The problem:
The answer should be a single number: how many lines of the entries below hold the word "progress".

Given records:
+++
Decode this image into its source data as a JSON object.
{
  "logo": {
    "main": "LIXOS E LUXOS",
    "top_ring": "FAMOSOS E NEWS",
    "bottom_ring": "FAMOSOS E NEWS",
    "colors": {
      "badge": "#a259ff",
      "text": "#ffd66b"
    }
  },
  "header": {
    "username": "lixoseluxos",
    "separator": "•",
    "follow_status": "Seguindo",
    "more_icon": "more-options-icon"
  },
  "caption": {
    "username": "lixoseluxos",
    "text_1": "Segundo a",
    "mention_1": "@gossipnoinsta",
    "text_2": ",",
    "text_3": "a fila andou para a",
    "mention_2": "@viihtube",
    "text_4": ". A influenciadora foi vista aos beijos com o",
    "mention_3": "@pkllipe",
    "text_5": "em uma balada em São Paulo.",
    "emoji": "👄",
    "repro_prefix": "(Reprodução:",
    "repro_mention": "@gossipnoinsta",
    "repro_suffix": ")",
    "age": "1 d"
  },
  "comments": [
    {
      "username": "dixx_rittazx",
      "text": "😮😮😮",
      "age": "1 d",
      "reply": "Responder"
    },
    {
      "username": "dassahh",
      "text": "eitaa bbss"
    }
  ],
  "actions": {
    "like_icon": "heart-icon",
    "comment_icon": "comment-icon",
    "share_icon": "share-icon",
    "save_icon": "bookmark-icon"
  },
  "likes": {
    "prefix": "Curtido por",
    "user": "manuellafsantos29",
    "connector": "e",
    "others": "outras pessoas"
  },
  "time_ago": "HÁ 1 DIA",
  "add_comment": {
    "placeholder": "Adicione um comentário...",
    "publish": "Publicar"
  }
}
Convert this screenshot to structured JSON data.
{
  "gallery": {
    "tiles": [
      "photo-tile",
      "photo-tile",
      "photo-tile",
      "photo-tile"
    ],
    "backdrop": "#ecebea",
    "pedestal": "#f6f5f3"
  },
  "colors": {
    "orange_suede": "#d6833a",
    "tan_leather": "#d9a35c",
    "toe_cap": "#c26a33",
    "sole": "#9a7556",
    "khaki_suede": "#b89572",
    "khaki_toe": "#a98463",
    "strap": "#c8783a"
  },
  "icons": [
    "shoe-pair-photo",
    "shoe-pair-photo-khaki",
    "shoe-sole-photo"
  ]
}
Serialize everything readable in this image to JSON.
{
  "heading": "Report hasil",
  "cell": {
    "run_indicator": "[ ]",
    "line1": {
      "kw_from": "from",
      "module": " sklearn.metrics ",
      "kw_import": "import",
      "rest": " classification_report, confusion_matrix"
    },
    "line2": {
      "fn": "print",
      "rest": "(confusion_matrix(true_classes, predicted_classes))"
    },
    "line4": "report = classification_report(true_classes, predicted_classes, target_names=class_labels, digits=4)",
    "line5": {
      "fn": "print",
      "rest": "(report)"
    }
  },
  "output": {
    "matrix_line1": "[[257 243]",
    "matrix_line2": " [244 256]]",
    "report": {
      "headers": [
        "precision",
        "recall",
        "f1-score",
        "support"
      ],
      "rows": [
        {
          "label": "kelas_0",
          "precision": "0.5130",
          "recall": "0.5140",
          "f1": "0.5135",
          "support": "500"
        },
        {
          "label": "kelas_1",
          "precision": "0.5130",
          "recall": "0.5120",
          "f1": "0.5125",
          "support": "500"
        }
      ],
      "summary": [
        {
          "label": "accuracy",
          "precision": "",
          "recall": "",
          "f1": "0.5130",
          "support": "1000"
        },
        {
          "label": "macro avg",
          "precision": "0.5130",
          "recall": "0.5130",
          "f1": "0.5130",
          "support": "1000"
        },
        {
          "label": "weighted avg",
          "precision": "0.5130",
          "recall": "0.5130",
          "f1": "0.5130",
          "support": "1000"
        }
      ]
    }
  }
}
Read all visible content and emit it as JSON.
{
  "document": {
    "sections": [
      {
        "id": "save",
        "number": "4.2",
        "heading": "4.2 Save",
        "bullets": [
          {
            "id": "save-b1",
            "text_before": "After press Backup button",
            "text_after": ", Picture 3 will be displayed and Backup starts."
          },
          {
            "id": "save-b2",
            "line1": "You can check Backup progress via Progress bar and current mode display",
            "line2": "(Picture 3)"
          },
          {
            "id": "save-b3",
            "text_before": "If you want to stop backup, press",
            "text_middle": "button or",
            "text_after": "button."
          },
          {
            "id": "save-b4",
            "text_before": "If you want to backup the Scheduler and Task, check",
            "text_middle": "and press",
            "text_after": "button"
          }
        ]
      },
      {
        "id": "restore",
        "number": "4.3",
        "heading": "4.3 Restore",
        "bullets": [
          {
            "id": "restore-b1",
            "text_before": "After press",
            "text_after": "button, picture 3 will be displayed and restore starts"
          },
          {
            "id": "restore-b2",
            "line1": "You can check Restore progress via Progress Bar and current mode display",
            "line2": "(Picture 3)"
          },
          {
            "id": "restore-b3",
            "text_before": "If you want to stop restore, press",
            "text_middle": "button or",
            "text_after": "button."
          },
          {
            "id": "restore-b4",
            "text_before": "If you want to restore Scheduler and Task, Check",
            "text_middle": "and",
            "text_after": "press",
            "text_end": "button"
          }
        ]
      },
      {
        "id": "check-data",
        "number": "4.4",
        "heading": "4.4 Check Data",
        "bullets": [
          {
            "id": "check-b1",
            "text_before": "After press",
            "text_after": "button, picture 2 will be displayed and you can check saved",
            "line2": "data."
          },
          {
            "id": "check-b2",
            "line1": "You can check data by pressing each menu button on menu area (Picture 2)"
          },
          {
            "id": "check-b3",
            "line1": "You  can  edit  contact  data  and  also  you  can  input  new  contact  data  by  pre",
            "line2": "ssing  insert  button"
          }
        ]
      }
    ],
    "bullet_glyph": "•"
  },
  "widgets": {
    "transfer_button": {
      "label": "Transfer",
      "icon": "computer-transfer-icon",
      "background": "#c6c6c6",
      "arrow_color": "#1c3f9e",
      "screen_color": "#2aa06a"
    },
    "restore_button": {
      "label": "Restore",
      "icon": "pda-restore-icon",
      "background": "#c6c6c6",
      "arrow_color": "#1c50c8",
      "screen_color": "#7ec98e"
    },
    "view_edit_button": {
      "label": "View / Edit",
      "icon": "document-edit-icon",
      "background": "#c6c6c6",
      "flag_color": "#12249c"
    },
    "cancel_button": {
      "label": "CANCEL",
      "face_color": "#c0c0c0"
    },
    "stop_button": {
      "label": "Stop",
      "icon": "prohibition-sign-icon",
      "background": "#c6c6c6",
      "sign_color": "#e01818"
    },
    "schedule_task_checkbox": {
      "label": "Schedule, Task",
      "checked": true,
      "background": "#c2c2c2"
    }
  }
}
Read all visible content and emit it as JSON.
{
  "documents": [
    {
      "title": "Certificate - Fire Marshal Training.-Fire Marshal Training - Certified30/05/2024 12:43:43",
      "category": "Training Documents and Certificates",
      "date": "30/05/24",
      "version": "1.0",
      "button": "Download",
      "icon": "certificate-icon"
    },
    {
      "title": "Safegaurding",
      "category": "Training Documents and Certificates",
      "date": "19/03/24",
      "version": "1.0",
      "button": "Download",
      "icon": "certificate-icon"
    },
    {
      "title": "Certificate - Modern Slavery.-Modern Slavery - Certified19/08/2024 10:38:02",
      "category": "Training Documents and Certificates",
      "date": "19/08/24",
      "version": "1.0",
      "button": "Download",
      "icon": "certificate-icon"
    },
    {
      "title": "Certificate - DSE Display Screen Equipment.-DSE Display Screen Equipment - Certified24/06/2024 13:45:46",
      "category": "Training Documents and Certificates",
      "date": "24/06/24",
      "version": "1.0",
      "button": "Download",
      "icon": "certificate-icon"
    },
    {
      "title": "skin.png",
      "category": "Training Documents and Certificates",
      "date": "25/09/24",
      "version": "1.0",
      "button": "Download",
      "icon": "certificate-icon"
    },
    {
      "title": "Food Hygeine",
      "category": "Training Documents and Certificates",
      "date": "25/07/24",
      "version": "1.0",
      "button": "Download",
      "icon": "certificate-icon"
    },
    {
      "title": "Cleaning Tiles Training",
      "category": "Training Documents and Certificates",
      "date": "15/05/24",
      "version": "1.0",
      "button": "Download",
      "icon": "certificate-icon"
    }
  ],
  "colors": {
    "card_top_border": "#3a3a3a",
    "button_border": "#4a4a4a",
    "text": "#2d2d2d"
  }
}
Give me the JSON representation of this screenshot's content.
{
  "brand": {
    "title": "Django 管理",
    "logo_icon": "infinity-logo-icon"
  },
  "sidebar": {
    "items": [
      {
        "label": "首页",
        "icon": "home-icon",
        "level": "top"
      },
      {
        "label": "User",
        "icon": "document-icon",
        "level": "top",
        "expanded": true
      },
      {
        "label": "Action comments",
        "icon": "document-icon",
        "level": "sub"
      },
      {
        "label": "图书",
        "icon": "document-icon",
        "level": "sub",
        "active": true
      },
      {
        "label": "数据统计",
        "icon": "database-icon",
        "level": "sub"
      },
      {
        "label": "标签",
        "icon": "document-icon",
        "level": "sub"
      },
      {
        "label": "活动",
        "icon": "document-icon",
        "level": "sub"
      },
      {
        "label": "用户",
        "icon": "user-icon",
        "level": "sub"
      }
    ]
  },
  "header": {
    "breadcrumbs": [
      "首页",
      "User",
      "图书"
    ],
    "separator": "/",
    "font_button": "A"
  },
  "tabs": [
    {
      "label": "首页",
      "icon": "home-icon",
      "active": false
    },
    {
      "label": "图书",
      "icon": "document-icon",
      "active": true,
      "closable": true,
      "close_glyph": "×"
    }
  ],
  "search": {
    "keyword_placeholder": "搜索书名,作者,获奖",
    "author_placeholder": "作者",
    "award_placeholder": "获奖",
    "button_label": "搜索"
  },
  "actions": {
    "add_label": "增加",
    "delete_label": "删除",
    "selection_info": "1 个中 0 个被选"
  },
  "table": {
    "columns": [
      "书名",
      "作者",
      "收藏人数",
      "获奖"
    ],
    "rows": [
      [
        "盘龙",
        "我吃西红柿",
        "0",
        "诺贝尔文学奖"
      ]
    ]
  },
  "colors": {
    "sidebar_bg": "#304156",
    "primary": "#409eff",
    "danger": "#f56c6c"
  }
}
+++
Exercise result:
2